Data extract -
⟨
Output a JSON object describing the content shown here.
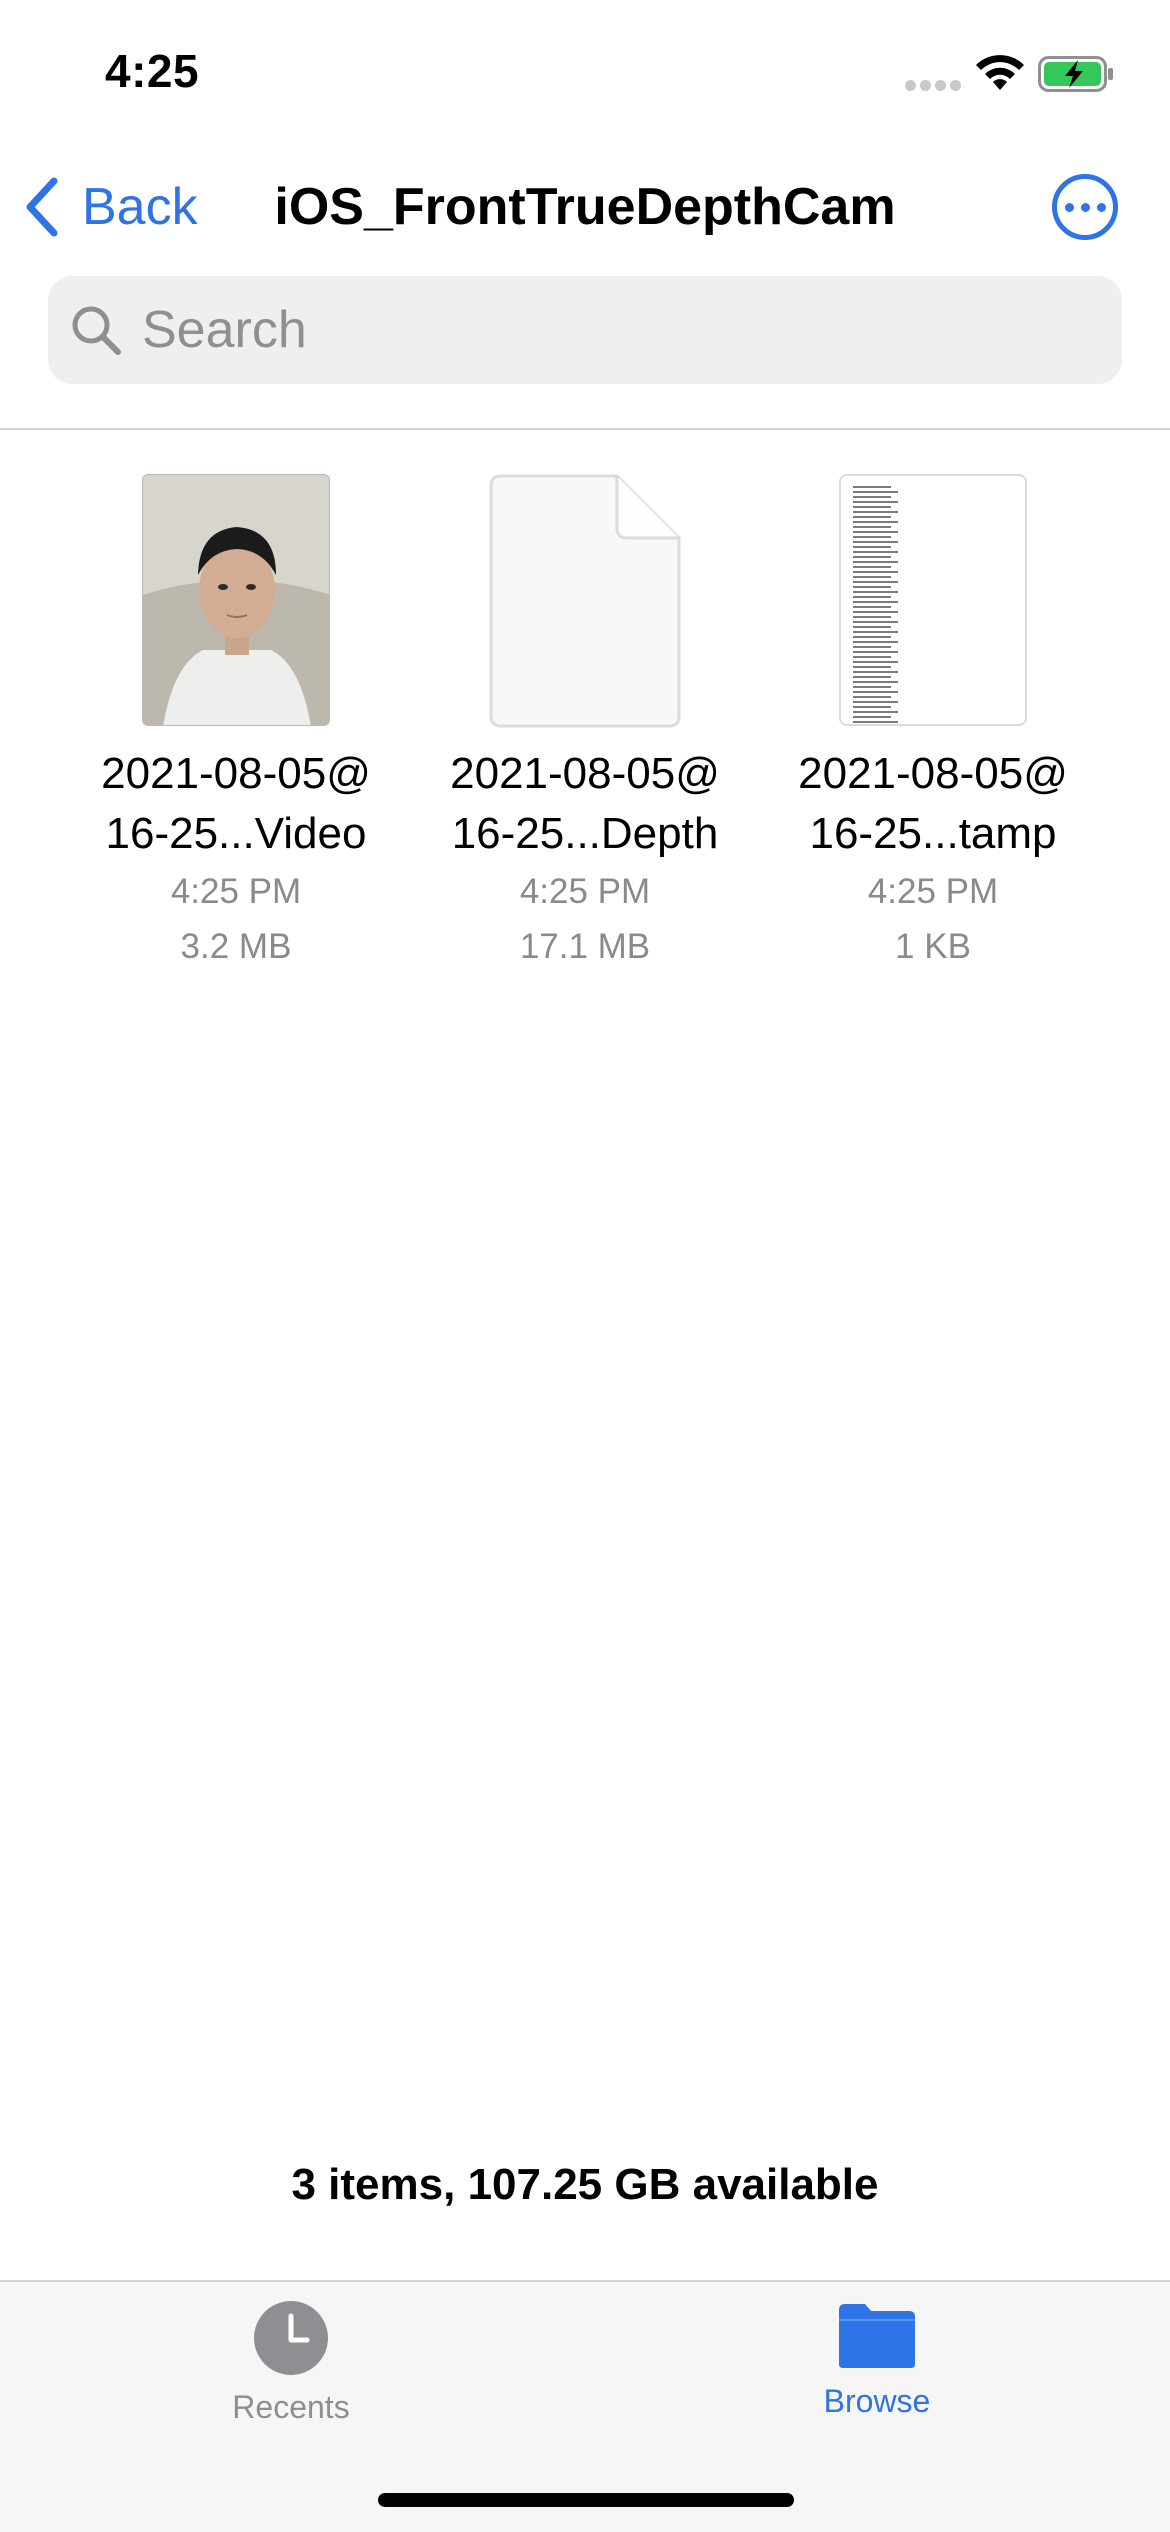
{
  "status_bar": {
    "time": "4:25",
    "icons": [
      "cellular-signal-icon",
      "wifi-icon",
      "battery-charging-icon"
    ],
    "battery_color": "#34c759"
  },
  "nav": {
    "back_label": "Back",
    "title": "iOS_FrontTrueDepthCam",
    "more_icon": "ellipsis-circle-icon"
  },
  "search": {
    "placeholder": "Search",
    "icon": "magnifying-glass-icon"
  },
  "files": [
    {
      "name_line1": "2021-08-05@",
      "name_line2": "16-25...Video",
      "time": "4:25 PM",
      "size": "3.2 MB",
      "thumbnail": "video-frame-portrait"
    },
    {
      "name_line1": "2021-08-05@",
      "name_line2": "16-25...Depth",
      "time": "4:25 PM",
      "size": "17.1 MB",
      "thumbnail": "blank-document-icon"
    },
    {
      "name_line1": "2021-08-05@",
      "name_line2": "16-25...tamp",
      "time": "4:25 PM",
      "size": "1 KB",
      "thumbnail": "text-document-preview"
    }
  ],
  "footer": {
    "info": "3 items, 107.25 GB available"
  },
  "tabs": [
    {
      "label": "Recents",
      "icon": "clock-icon",
      "selected": false
    },
    {
      "label": "Browse",
      "icon": "folder-icon",
      "selected": true
    }
  ],
  "colors": {
    "accent": "#2f74e6",
    "secondary_text": "#8a8a8e",
    "search_bg": "#efeff0",
    "tab_bar_bg": "#f6f6f6"
  }
}
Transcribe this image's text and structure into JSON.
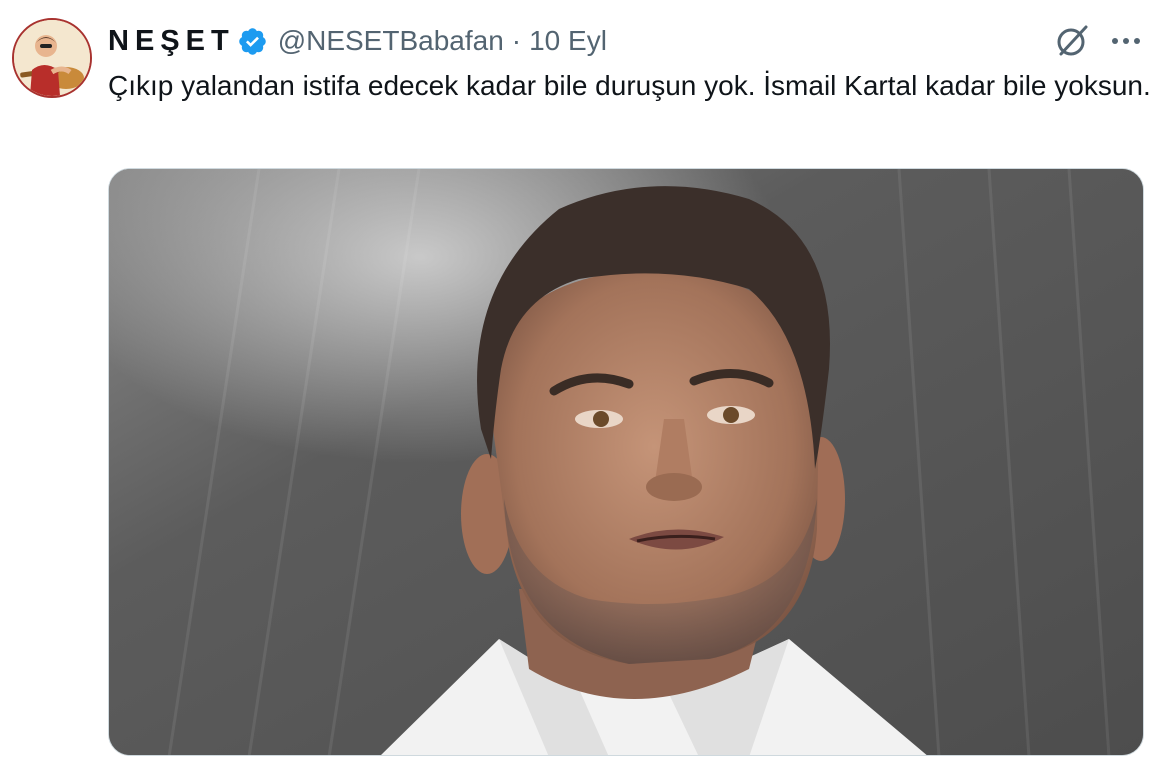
⟩
Work to be completed - Write the records out once more, exactly as they appear, with no pictures.

Exercise response -
Output a JSON object describing the content shown here.
{
  "status_bar": {
    "time": "4:25",
    "icons": [
      "cellular-signal-icon",
      "wifi-icon",
      "battery-charging-icon"
    ],
    "battery_color": "#34c759"
  },
  "nav": {
    "back_label": "Back",
    "title": "iOS_FrontTrueDepthCam",
    "more_icon": "ellipsis-circle-icon"
  },
  "search": {
    "placeholder": "Search",
    "icon": "magnifying-glass-icon"
  },
  "files": [
    {
      "name_line1": "2021-08-05@",
      "name_line2": "16-25...Video",
      "time": "4:25 PM",
      "size": "3.2 MB",
      "thumbnail": "video-frame-portrait"
    },
    {
      "name_line1": "2021-08-05@",
      "name_line2": "16-25...Depth",
      "time": "4:25 PM",
      "size": "17.1 MB",
      "thumbnail": "blank-document-icon"
    },
    {
      "name_line1": "2021-08-05@",
      "name_line2": "16-25...tamp",
      "time": "4:25 PM",
      "size": "1 KB",
      "thumbnail": "text-document-preview"
    }
  ],
  "footer": {
    "info": "3 items, 107.25 GB available"
  },
  "tabs": [
    {
      "label": "Recents",
      "icon": "clock-icon",
      "selected": false
    },
    {
      "label": "Browse",
      "icon": "folder-icon",
      "selected": true
    }
  ],
  "colors": {
    "accent": "#2f74e6",
    "secondary_text": "#8a8a8e",
    "search_bg": "#efeff0",
    "tab_bar_bg": "#f6f6f6"
  }
}
Transcribe this image's text and structure into JSON.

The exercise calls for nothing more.